**Task objective:** Please reproduce the Stevia passage starting at "It is precisely" and ending at "makes you barren?", swapping in "research literature" wherever "scientific literature" appears.

**Excerpt provided:**

The shrub Stevia rebaudiana Bertoni, commonly known as Stevia, was first mentioned by the Spanish physician and botanist Pedro Jaime Esteve (1500-1556) who found it in the north-east of the territory now called Paraguay.
Guarani Indians of this area as in southern Brazil are using "ka'a he'ê" ("sweet leaf"), as it is called in Guaraní, since hundreds of years as a sweetener in yerba mate, and several tribes reported the use of this plant in the control of fertility of women, applying concentrated Stevia infusions for prolonged periods.
It is precisely this contraceptive property that is discussed since the 70s until today in the scientific literature. The reason is simple: Who wants to consume a sweetener that suddenly makes you barren?
Stevia leaf contains a complex mixture of glycosides (compounds where one or more sugar molecules are bound to a non-carbohydrate moiety). These compounds give the leaves an intensely sweet taste, about 30-45 times sweeter than sucrose, the sweet stuff of refined sugar. To date, ten different chemical compounds (chemically, all steviol glycosides) were isolated which are responsible for the sweet taste of the plant: stevioside, rebaudioside A, B, C, D, E and F, dulcoside A, rubusoside and steviolbioside. The highest concentration of the sweetening effect comes from Stevioside and rebaudioside A, responsible for the extract of Stevia being 250-300 times sweeter than sucrose with almost cero calories (about 0.2 calories per gram).
Both sweet steviol glycosides are chemically diterpenic glycosides, substances composed of two molecules of different types of sugar and a molecule called steviol. Steviol serves as "backbone" of the chemical structure and is structurally similar to the plant hormones gibberellin and kaurene. Several studies show that these glycosides are – at least partially - metabolized in the body releasing the sugar molecules and steviol.
Is It Safe to Use Stevia instead of sugar?
EFSA established an acceptable daily intake (ADI) of 4 mg per kilogram of body weight of steviosides, expressed as Steviol equivalents, the same ADI recommended by the World Health Organization according to a WHO document published in 2008. In common words, an adult weighing 70 kg can consume each day 700 mg of Stevia extract without running any health risk. As Stevia extract is about 250 times sweeter than table sugar, an adult can replace daily 175 grams of refined sugar with Stevia extract. This is equivalent to about 10-13 tablespoons or about 50 teaspoons of sugar. As children have a lower body weight, the dose should be reduced in proportion to their weight.

**Dataset records:**
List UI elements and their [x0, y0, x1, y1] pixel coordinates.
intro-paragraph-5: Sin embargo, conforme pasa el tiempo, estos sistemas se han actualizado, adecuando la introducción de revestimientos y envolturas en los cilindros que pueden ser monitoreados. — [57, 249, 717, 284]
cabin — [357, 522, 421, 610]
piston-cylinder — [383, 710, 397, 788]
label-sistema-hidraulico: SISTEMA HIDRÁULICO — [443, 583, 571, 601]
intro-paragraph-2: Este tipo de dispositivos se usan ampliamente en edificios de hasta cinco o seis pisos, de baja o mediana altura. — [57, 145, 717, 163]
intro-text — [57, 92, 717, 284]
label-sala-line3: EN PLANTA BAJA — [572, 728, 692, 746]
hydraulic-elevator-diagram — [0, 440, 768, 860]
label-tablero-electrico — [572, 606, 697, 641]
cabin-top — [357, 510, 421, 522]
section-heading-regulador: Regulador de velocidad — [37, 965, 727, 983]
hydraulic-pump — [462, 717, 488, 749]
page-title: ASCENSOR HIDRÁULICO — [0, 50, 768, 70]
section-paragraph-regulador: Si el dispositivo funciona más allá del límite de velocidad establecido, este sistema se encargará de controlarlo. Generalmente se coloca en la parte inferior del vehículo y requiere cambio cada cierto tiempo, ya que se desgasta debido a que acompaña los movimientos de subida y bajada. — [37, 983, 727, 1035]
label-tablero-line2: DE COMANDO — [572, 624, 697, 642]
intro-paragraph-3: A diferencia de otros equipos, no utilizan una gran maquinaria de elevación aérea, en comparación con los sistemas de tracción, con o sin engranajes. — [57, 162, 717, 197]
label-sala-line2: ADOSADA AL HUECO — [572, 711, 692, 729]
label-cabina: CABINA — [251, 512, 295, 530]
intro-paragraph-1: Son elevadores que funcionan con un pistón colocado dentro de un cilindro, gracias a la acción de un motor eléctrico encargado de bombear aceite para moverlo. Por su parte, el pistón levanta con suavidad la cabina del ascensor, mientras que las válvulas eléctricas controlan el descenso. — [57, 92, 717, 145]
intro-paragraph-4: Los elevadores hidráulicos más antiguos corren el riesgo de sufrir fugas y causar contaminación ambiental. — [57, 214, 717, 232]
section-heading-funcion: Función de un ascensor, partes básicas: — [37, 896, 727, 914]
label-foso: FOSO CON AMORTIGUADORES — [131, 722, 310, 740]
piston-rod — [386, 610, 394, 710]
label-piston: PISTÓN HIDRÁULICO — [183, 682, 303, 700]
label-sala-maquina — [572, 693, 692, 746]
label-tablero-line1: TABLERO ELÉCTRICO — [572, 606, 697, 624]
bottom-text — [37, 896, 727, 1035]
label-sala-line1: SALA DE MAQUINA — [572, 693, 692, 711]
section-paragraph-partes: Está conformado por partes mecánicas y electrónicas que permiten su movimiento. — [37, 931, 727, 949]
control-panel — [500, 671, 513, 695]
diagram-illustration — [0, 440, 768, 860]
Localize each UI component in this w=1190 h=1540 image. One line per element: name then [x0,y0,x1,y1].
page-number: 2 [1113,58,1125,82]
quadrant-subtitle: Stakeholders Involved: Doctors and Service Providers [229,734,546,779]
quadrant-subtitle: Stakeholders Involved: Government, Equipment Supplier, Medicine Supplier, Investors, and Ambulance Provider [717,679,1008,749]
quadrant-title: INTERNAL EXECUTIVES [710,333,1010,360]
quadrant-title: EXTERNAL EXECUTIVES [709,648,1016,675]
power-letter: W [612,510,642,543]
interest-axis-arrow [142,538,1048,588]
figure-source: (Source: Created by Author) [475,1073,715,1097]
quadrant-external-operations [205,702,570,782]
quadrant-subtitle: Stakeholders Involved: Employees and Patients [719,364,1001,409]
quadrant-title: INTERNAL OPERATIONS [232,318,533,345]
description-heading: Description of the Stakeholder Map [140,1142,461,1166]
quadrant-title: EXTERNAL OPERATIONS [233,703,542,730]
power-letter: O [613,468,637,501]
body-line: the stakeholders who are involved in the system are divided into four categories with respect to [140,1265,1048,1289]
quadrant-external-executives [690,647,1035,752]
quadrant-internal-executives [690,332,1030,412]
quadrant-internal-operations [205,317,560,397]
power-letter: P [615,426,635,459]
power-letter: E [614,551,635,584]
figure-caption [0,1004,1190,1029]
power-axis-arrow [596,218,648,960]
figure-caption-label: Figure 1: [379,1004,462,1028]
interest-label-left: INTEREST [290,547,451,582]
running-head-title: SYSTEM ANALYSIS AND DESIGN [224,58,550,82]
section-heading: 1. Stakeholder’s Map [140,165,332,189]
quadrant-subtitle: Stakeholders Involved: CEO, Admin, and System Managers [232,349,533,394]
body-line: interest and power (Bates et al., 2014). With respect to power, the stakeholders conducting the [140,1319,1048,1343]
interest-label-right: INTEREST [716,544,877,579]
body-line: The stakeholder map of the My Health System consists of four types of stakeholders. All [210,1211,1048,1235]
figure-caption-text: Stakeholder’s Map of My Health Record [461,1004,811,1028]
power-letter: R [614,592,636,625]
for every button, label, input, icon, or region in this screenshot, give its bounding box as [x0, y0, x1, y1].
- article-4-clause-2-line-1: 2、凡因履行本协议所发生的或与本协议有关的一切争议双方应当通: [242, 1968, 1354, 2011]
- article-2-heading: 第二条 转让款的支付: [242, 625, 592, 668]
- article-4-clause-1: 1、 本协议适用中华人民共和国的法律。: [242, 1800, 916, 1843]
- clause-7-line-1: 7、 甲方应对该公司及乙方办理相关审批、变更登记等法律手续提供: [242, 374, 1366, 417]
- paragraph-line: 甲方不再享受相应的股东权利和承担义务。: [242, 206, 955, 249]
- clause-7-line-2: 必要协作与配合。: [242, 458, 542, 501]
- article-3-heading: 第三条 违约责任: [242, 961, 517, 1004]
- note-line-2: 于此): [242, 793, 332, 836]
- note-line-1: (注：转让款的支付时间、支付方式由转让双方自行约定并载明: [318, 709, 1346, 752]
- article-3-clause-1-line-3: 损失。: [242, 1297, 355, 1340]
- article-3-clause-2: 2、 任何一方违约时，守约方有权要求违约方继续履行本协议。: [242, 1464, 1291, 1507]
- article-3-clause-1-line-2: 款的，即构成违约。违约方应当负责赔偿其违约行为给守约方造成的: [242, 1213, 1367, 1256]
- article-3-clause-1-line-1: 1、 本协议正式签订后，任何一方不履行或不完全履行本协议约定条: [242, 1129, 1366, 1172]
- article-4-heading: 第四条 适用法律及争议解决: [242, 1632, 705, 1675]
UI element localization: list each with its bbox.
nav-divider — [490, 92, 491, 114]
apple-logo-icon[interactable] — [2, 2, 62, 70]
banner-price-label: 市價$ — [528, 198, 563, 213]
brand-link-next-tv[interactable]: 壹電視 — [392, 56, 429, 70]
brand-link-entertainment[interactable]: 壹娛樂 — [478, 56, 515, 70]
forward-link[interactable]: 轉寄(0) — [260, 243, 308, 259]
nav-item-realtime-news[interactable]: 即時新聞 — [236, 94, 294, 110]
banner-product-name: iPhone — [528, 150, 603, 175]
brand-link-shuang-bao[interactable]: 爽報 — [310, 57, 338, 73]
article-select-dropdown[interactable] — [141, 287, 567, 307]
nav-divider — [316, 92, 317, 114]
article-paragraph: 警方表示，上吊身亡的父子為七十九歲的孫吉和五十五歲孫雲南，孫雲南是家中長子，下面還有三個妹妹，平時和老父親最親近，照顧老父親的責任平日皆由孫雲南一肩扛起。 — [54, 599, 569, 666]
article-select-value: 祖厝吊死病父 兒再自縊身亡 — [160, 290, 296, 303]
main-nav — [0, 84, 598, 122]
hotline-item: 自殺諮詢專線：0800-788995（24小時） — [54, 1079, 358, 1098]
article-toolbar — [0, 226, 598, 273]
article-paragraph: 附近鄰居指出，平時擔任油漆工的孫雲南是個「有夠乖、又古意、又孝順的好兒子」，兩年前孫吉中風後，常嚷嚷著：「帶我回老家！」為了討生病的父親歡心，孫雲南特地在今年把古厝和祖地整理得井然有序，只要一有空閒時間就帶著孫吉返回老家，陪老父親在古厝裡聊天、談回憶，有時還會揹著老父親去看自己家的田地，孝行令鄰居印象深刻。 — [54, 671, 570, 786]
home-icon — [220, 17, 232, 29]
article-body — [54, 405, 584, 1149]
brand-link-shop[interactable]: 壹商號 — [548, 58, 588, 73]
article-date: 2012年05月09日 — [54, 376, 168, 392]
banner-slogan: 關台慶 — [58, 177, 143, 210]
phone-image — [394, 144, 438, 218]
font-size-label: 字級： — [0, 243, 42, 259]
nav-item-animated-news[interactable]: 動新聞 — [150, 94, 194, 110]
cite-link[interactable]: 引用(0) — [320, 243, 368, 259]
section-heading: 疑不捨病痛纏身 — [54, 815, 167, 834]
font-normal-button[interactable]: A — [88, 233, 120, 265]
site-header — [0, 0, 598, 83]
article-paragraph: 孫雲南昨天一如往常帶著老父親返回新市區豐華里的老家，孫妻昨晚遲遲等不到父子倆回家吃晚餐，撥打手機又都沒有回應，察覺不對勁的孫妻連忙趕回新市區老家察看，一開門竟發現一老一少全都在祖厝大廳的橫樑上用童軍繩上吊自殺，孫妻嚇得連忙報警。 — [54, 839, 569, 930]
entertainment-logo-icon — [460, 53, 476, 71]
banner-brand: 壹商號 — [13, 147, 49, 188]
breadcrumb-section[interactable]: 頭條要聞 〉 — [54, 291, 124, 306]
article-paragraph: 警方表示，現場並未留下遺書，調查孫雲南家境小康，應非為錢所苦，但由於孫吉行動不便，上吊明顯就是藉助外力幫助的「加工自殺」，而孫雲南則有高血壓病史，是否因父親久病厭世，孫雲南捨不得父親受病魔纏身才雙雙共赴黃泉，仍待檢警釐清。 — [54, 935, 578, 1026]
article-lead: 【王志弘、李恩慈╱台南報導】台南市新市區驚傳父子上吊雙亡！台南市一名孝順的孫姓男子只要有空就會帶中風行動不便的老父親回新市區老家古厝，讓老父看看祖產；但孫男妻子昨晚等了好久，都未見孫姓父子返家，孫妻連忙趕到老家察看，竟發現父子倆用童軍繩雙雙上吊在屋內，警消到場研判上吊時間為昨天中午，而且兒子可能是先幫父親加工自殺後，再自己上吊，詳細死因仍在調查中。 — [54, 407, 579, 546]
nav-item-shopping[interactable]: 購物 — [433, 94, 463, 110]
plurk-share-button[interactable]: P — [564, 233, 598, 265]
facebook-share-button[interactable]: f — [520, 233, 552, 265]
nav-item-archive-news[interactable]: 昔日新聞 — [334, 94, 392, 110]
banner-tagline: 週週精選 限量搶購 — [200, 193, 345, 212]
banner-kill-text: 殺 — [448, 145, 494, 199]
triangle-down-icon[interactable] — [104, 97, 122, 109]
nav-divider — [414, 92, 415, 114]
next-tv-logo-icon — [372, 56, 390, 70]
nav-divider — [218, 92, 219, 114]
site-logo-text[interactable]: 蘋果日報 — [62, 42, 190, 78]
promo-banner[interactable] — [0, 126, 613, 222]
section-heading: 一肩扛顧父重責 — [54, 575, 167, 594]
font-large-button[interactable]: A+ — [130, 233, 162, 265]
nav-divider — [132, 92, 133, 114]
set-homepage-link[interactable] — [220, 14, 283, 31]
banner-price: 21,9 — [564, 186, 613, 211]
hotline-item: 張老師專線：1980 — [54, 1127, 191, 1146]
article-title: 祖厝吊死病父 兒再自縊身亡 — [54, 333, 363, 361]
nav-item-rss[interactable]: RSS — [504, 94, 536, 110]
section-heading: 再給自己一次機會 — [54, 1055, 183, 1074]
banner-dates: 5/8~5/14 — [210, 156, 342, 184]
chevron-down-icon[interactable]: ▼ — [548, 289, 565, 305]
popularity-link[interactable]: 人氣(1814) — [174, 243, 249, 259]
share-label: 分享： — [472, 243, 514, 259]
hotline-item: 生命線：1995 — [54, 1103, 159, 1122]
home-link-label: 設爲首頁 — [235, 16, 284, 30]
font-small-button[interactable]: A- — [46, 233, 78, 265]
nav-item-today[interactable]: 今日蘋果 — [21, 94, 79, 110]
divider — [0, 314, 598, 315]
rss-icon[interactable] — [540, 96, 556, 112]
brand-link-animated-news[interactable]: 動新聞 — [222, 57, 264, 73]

**Output of the exercise:**
It is precisely this contraceptive property that is discussed since the 70s until today in the research literature. The reason is simple: Who wants to consume a sweetener that suddenly makes you barren?